§ **Task description**:
Identify the lines that contain the word "عـلـيـه", then copy them.

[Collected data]
┄┄┄┄┄┄┄┄┄┄┄┄┄┄┄┄┄┄┄┄
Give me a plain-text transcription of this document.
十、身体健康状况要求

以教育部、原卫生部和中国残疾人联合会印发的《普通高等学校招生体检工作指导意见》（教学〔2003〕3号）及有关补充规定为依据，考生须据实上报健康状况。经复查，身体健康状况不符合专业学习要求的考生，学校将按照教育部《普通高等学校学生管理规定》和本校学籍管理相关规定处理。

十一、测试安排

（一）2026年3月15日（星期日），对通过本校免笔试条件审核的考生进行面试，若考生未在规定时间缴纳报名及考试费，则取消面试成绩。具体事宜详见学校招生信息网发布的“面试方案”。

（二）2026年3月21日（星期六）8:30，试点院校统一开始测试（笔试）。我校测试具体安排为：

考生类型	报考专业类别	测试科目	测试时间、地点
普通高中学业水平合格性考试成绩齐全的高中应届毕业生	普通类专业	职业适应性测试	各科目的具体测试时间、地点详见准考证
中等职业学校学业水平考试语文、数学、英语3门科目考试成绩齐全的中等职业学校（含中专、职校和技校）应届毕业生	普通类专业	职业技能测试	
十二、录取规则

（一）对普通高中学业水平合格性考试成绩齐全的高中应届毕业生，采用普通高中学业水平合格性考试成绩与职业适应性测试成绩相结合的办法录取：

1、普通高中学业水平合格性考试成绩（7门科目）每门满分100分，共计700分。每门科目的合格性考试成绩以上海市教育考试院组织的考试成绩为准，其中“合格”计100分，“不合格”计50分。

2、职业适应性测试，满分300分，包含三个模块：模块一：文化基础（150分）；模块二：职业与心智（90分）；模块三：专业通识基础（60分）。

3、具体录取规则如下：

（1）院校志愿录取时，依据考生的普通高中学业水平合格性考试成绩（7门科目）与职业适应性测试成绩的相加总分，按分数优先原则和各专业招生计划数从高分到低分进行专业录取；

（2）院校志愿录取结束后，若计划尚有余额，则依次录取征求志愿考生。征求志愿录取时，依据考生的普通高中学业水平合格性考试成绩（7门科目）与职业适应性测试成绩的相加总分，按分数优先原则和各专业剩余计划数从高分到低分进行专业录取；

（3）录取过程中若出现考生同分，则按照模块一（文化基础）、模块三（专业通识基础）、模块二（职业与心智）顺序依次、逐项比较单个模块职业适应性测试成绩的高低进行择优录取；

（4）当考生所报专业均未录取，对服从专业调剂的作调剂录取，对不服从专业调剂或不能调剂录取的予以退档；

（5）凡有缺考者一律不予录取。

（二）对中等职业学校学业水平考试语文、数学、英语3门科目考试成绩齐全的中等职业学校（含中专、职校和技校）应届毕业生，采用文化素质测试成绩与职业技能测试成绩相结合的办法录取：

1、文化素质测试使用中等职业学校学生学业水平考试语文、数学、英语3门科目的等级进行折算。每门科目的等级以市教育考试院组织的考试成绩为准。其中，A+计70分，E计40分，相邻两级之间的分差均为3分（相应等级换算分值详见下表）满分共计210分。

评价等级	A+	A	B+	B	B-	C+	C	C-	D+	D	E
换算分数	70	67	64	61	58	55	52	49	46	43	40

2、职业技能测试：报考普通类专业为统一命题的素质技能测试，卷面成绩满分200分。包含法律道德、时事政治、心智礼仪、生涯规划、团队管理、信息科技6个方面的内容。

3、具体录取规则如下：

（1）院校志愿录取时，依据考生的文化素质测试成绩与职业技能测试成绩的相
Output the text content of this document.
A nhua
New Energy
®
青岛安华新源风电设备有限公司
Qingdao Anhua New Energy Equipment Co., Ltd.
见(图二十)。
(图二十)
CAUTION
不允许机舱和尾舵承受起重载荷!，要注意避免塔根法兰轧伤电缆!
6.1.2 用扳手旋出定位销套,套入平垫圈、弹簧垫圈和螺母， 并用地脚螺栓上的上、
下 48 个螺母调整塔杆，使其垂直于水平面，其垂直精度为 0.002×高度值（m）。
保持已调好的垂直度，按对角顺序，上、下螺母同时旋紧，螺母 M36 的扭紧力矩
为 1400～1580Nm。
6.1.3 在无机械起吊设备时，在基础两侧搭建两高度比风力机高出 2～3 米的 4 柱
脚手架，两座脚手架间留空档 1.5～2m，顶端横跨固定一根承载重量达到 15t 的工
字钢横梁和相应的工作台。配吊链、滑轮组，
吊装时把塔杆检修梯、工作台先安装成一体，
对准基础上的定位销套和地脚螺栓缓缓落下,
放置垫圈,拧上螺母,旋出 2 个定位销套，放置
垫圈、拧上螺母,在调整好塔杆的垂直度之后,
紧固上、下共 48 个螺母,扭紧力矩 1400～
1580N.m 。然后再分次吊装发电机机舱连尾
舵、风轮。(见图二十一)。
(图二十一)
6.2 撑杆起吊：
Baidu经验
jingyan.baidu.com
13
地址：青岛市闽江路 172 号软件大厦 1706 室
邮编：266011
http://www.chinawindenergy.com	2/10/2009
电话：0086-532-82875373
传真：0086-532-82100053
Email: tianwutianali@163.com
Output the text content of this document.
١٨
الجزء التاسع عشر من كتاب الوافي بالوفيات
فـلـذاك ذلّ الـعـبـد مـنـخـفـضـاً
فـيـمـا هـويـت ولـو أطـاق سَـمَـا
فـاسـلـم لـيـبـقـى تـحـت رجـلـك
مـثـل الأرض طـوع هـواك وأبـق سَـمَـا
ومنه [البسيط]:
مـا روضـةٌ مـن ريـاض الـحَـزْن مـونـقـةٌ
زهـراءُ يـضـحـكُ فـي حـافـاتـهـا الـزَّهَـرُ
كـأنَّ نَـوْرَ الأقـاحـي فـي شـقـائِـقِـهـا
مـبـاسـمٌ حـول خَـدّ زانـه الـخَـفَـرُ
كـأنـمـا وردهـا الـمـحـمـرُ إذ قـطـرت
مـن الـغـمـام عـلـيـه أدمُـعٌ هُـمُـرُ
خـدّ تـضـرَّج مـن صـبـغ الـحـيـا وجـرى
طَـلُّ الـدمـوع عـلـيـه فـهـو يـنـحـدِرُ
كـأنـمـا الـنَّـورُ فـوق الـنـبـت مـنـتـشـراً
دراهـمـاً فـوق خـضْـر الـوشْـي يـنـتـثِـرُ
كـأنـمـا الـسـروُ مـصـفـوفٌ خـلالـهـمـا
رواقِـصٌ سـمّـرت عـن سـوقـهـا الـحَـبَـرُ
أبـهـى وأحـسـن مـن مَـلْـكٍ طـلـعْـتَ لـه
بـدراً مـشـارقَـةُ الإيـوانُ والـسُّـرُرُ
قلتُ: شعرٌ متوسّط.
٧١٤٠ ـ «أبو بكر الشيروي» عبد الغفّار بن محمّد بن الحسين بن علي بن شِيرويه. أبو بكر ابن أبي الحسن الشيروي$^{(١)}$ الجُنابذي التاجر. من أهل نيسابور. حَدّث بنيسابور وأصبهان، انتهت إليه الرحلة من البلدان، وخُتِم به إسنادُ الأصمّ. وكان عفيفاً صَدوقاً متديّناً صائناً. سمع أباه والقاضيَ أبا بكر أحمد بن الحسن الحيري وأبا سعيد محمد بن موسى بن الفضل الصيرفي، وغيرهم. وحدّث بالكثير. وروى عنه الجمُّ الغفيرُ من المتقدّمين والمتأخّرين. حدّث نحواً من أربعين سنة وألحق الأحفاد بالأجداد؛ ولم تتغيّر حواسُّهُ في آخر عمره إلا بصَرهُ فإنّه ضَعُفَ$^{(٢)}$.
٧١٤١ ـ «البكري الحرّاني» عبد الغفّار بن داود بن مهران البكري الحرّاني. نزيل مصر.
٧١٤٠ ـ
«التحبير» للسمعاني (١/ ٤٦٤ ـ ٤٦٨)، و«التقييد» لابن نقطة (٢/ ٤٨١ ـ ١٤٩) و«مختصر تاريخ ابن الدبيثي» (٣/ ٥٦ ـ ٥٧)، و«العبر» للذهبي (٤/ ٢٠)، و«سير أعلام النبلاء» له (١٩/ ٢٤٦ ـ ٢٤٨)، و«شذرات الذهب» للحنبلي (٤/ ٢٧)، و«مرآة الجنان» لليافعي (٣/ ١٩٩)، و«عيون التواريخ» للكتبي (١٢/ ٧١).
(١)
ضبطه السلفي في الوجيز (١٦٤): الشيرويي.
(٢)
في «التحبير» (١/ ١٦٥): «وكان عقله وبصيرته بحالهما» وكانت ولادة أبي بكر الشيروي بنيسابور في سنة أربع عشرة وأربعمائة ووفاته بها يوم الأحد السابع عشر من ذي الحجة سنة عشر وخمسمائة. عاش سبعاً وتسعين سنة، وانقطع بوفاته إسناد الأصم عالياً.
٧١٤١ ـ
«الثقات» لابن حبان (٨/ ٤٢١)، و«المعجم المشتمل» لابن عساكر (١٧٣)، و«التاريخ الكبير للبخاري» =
┄┄┄┄┄┄┄┄┄┄┄┄┄┄┄┄┄┄┄┄
§ **Reply**:
مـن الـغـمـام عـلـيـه أدمُـعٌ هُـمُـرُ
طَـلُّ الـدمـوع عـلـيـه فـهـو يـنـحـدِرُ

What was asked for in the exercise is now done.